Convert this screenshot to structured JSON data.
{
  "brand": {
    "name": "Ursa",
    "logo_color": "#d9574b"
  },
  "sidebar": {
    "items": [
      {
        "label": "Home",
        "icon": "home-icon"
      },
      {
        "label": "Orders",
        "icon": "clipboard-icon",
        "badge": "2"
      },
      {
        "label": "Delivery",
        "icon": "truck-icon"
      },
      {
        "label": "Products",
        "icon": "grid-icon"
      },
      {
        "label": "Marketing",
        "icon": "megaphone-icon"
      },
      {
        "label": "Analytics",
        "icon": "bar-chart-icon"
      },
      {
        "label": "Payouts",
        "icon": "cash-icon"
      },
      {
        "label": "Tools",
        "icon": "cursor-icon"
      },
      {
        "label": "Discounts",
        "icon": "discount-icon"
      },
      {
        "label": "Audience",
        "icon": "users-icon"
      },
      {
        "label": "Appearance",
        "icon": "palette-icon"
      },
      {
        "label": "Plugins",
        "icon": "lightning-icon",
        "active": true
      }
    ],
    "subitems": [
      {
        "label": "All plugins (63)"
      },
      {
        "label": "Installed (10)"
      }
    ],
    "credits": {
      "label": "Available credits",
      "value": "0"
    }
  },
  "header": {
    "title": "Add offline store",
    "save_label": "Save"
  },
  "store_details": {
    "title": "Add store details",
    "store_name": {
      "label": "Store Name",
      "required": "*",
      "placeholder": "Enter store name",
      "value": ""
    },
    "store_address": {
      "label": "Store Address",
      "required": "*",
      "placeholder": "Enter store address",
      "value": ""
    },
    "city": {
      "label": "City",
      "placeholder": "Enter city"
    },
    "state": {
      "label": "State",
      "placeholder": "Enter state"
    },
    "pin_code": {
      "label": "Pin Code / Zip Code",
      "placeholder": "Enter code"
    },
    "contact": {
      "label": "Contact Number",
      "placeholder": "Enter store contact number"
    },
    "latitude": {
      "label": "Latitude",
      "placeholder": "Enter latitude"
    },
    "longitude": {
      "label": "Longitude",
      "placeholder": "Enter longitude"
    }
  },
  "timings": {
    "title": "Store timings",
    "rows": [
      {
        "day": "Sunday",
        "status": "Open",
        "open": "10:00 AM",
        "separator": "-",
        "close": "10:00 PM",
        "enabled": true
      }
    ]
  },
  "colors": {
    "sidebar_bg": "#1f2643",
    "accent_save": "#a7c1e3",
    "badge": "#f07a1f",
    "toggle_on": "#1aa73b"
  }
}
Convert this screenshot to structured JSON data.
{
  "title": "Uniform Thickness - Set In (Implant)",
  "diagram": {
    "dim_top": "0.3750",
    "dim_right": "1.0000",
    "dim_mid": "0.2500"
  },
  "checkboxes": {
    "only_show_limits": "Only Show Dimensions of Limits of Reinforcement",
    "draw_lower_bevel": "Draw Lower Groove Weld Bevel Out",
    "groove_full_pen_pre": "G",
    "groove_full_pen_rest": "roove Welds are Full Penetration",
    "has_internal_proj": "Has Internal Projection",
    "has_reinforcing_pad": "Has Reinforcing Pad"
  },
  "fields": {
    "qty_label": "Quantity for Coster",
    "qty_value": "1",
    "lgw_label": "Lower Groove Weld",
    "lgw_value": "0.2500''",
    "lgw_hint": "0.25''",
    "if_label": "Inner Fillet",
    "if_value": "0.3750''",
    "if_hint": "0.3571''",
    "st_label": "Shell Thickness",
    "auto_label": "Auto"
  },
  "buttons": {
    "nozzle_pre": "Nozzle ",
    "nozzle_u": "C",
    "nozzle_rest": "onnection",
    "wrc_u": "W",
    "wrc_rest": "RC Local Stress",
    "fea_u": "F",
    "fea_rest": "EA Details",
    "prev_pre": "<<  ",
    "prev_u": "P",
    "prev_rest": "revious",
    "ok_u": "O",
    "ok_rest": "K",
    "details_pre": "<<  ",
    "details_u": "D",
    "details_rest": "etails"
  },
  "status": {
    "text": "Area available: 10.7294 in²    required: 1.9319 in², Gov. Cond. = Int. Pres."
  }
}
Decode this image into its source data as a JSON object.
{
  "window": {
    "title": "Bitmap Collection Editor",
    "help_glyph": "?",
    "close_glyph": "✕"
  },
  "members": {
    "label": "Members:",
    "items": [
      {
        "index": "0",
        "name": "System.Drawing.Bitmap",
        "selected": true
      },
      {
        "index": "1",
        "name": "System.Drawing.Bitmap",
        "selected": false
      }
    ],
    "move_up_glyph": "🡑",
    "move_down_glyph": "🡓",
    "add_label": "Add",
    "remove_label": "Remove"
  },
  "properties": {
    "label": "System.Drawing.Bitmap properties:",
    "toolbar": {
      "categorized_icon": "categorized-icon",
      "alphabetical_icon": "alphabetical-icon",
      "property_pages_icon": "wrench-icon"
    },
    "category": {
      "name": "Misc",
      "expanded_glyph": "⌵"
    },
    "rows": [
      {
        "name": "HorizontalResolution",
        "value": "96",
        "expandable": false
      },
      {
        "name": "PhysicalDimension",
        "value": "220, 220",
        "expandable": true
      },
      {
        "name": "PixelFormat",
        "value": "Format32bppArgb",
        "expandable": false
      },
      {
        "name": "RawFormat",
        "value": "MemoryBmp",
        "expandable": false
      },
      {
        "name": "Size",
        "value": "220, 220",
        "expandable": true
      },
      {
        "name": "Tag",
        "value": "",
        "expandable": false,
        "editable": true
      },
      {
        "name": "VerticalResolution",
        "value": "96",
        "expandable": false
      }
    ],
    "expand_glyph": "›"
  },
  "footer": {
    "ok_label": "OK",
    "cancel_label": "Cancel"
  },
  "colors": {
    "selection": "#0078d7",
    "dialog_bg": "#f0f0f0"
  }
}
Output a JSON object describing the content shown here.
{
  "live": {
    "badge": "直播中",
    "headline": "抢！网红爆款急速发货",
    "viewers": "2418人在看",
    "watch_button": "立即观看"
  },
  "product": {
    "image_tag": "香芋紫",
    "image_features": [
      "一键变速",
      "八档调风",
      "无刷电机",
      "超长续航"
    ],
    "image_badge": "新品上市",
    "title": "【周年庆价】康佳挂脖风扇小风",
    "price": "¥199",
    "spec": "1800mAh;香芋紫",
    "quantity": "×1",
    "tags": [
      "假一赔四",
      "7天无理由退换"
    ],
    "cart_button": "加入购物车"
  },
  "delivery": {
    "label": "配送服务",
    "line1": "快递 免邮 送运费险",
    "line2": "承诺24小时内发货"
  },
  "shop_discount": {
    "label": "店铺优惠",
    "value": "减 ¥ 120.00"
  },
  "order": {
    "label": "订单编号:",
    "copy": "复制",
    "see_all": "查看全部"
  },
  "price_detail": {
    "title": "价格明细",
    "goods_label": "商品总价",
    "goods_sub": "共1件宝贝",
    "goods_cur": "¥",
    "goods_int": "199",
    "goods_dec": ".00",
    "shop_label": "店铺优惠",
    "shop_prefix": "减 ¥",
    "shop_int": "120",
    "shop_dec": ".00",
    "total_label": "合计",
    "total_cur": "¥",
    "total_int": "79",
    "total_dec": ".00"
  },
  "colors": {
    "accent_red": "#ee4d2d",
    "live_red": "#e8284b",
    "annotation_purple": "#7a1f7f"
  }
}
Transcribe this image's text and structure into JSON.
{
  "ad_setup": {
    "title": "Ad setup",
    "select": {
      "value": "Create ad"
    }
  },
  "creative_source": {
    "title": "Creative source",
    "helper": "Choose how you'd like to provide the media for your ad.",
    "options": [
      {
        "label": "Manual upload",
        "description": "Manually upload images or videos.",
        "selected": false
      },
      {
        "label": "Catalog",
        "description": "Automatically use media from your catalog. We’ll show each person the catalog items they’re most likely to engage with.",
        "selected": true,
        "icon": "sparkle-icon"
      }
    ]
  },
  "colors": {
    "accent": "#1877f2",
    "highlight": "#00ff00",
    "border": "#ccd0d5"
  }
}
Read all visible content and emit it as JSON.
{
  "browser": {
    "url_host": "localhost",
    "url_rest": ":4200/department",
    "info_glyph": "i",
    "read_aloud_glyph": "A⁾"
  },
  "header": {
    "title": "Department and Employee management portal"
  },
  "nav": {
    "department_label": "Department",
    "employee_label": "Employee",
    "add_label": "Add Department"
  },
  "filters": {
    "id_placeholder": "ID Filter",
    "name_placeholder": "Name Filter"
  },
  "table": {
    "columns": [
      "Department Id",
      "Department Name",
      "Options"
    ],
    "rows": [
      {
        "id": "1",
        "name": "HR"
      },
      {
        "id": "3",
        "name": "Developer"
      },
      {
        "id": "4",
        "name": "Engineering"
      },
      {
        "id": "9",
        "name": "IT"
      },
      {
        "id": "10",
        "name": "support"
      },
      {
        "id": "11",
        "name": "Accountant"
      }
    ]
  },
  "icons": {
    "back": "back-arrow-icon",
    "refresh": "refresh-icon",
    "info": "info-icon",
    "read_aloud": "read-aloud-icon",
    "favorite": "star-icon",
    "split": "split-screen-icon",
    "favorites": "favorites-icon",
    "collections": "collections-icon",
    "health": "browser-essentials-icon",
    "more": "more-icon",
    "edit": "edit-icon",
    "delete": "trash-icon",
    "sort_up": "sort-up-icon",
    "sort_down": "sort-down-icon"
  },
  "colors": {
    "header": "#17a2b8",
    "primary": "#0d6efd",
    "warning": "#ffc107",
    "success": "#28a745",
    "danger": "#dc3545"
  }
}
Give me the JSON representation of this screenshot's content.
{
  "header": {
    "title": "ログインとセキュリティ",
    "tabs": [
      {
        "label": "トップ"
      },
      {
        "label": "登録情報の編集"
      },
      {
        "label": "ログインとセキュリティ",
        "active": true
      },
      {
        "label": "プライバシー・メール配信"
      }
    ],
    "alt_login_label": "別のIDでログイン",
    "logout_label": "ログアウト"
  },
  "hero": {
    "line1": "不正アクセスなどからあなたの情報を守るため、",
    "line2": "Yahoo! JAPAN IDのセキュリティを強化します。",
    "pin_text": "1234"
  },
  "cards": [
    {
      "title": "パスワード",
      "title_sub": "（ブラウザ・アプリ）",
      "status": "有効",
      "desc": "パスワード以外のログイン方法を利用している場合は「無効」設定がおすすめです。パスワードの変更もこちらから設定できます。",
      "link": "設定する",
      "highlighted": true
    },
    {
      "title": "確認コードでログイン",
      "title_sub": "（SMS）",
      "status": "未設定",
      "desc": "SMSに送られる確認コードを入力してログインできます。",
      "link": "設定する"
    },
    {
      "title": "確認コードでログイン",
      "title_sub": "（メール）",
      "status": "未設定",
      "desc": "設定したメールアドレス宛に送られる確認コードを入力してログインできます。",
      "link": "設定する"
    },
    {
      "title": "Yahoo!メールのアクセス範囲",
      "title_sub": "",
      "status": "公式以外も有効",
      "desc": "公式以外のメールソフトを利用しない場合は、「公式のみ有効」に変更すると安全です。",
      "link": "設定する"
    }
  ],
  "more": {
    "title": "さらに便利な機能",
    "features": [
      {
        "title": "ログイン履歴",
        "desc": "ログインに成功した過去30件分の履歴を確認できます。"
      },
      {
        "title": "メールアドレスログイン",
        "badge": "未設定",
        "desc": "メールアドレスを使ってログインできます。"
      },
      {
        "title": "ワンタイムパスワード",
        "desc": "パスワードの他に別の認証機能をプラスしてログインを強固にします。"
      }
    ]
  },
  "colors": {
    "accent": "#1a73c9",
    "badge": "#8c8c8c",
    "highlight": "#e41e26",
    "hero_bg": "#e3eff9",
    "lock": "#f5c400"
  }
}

_____

● **Requirement**
Look through the material above and pick out each line holding the word "Thickness".

● **Result of this exercise**
  "title": "Uniform Thickness - Set In (Implant)",
    "st_label": "Shell Thickness",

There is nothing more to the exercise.